Recorded data:
------------

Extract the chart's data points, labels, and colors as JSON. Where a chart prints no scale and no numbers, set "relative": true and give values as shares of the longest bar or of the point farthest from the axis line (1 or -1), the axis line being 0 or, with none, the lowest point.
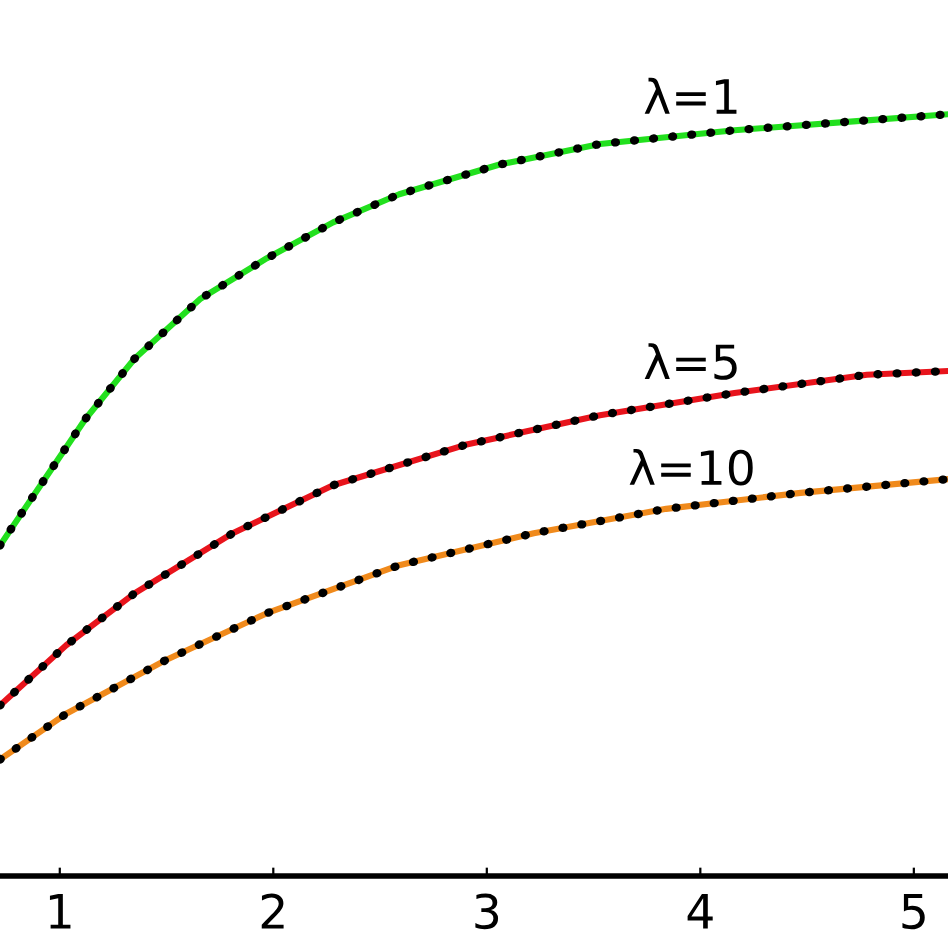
{
  "chart_data": {
    "type": "line",
    "relative": true,
    "xlim": [
      0.72,
      5.16
    ],
    "xticks": [
      1,
      2,
      3,
      4,
      5
    ],
    "line_style": "solid",
    "marker": "none",
    "grid": false,
    "legend": false,
    "series": [
      {
        "name": "λ=1",
        "color": "#22e01e",
        "x": [
          0.72,
          0.91,
          1.12,
          1.35,
          1.66,
          1.97,
          2.28,
          2.59,
          3.06,
          3.53,
          4.16,
          4.78,
          5.16
        ],
        "values": [
          0.434,
          0.513,
          0.6,
          0.679,
          0.758,
          0.811,
          0.858,
          0.895,
          0.934,
          0.961,
          0.979,
          0.992,
          1.0
        ]
      },
      {
        "color": "#000000",
        "line_style": "dotted",
        "x": [
          0.72,
          0.91,
          1.12,
          1.35,
          1.66,
          1.97,
          2.28,
          2.59,
          3.06,
          3.53,
          4.16,
          4.78,
          5.16
        ],
        "values": [
          0.434,
          0.513,
          0.6,
          0.679,
          0.758,
          0.811,
          0.858,
          0.895,
          0.934,
          0.961,
          0.979,
          0.992,
          1.0
        ]
      },
      {
        "name": "λ=5",
        "color": "#e8141c",
        "x": [
          0.72,
          1.03,
          1.35,
          1.81,
          2.28,
          2.9,
          3.53,
          4.16,
          4.78,
          5.16
        ],
        "values": [
          0.224,
          0.303,
          0.371,
          0.45,
          0.513,
          0.566,
          0.605,
          0.634,
          0.658,
          0.663
        ]
      },
      {
        "color": "#000000",
        "line_style": "dotted",
        "x": [
          0.72,
          1.03,
          1.35,
          1.81,
          2.28,
          2.9,
          3.53,
          4.16,
          4.78,
          5.16
        ],
        "values": [
          0.224,
          0.303,
          0.371,
          0.45,
          0.513,
          0.566,
          0.605,
          0.634,
          0.658,
          0.663
        ]
      },
      {
        "name": "λ=10",
        "color": "#f08a1c",
        "x": [
          0.72,
          1.03,
          1.5,
          1.97,
          2.59,
          3.22,
          3.84,
          4.47,
          5.16
        ],
        "values": [
          0.153,
          0.213,
          0.284,
          0.345,
          0.408,
          0.45,
          0.482,
          0.503,
          0.521
        ]
      },
      {
        "color": "#000000",
        "line_style": "dotted",
        "x": [
          0.72,
          1.03,
          1.5,
          1.97,
          2.59,
          3.22,
          3.84,
          4.47,
          5.16
        ],
        "values": [
          0.153,
          0.213,
          0.284,
          0.345,
          0.408,
          0.45,
          0.482,
          0.503,
          0.521
        ]
      }
    ]
  }
}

------------

PROBLEM - Each line in the listing above that contains "relative" should be copied.

WRITTEN SOLUTION -
Extract the chart's data points, labels, and colors as JSON. Where a chart prints no scale and no numbers, set "relative": true and give values as shares of the longest bar or of the point farthest from the axis line (1 or -1), the axis line being 0 or, with none, the lowest point.
    "relative": true,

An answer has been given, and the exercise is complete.